(DOCUMENT EXTRACT):
Logo FsShelter

Guaranteed Delivery

Reliable message processing ensures every tuple emitted by a spout is either fully processed through the entire DAG or retried on failure. This tutorial shows how to implement a spout backed by an external queue with ack/nack callbacks.

For background on how this works internally, see Message Flow and Acker Algorithm.

Defining reliable spouts

Reliable spouts need to obtain an event ID from the source and forward acks/nacks back — so the source knows whether to commit or re-enqueue. The obtained Id has to be passed along with the tuple from the spout function:

// data schema for the topology, every case is a unqiue stream
type Schema = 
    | Original of int
    | Even of int
    | Odd of int

// numbers spout - produces messages
let numbers source =
    let (tupleId,number) = source()
    Some(tupleId, Original (number)) 

// add 1 bolt - consumes and emits messages to either Even or Odd stream
let addOne (input,emit) =
    match input with
    | Original x -> 
        match x % 2 with
        | 1 -> Even (x+1)

(Layout dataset entries)
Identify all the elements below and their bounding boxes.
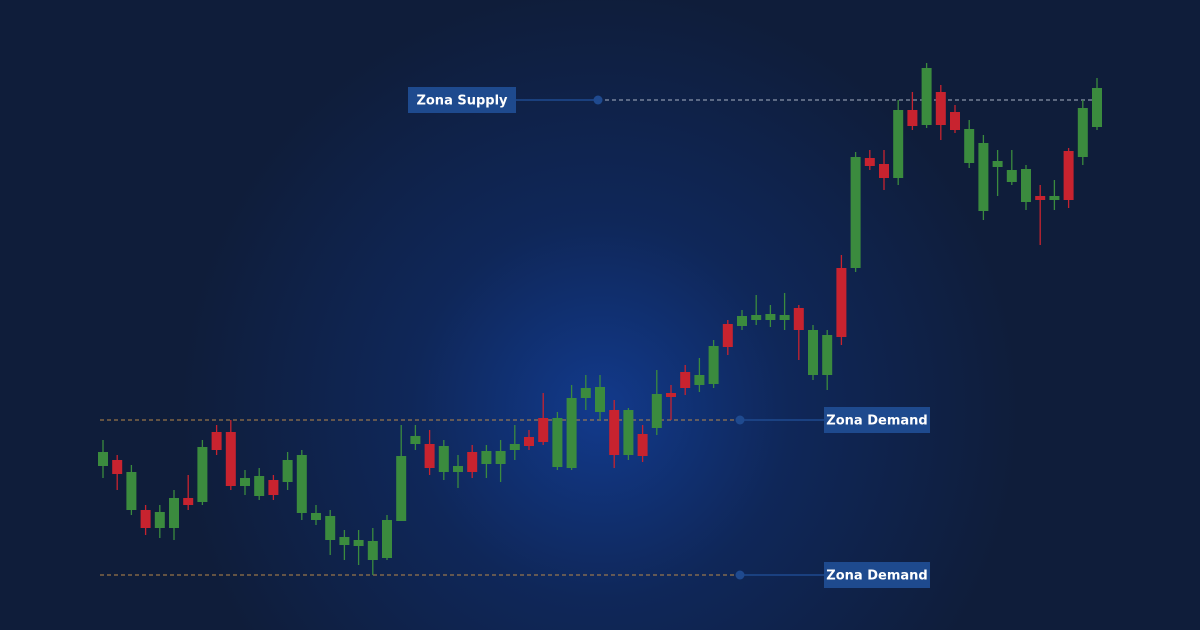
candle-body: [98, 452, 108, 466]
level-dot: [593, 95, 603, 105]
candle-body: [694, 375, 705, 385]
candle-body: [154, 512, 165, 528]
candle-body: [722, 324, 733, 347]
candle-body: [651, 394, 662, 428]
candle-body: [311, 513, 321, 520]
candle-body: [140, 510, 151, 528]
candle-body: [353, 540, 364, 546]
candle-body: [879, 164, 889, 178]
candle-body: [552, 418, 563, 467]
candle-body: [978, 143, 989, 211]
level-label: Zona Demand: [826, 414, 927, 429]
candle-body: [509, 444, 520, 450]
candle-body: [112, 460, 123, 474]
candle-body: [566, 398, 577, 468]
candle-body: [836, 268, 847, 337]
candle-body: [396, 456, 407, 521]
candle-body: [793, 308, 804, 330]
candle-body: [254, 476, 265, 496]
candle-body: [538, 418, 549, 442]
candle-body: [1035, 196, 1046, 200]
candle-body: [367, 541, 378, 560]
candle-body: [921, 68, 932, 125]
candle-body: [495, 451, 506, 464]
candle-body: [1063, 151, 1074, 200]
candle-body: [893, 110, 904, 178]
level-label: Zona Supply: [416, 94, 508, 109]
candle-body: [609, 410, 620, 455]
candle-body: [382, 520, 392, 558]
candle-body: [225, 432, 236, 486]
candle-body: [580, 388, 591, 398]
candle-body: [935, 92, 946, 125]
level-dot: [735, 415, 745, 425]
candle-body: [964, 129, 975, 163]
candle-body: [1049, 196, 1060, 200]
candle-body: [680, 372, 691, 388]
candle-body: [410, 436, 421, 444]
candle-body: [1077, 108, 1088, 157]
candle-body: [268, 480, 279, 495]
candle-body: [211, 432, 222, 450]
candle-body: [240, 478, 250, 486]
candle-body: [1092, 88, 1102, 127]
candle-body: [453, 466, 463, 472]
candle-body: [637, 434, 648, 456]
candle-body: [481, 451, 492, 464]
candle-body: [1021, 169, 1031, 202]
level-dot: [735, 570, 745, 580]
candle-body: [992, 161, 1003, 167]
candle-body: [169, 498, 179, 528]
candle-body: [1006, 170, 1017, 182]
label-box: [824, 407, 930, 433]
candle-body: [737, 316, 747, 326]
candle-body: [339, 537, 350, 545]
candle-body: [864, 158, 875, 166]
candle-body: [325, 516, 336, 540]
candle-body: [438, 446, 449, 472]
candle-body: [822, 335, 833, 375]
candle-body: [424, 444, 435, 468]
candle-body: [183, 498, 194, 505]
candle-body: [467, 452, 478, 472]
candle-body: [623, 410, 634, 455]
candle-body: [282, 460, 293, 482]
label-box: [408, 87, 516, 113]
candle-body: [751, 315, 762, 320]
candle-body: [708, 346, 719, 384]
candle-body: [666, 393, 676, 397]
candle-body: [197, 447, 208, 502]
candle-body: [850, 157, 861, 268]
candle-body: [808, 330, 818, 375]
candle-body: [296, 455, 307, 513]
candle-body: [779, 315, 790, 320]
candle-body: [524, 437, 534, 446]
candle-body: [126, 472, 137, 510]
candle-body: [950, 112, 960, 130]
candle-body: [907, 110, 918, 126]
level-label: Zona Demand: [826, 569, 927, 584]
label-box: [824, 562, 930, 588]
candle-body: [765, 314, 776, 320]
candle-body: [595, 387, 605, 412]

(GIVEN INSTRUCTION): Pick up the FsShelter guaranteed delivery tutorial from the line where it stops and carry it on.

(OUTPUT FOR THIS EXERCISE):
        | _ -> Odd (x+1)
    | _ -> failwithf "unexpected input: %A" input
    |> emit

// terminating bolt - consumes messages
let logResult (info,input) =
    match input with
    | Even x
    | Odd x -> info (sprintf "Got: %A" input)
    | _ -> failwithf "unexpected input: %A" input

Here we mimic an external source and implement all three possible cases: produce a new message, retry a failed one (indefinetely) and ack a successfully processed.

open FsShelter.Topology

type QueueCmd =
    | Get of AsyncReplyChannel<TupleId*int>
    | Ack of TupleId
    | Nack of TupleId

// faking an external source here
let source = 
    let rnd = Random()
    let count = ref 0L
    let pending = Dictionary<TupleId,int>()
    let nextId() = Threading.Interlocked.Increment &count.contents

    MailboxProcessor.Start (fun inbox -> 
        let rec loop nacked = 
            async { 
                let! cmd = inbox.Receive()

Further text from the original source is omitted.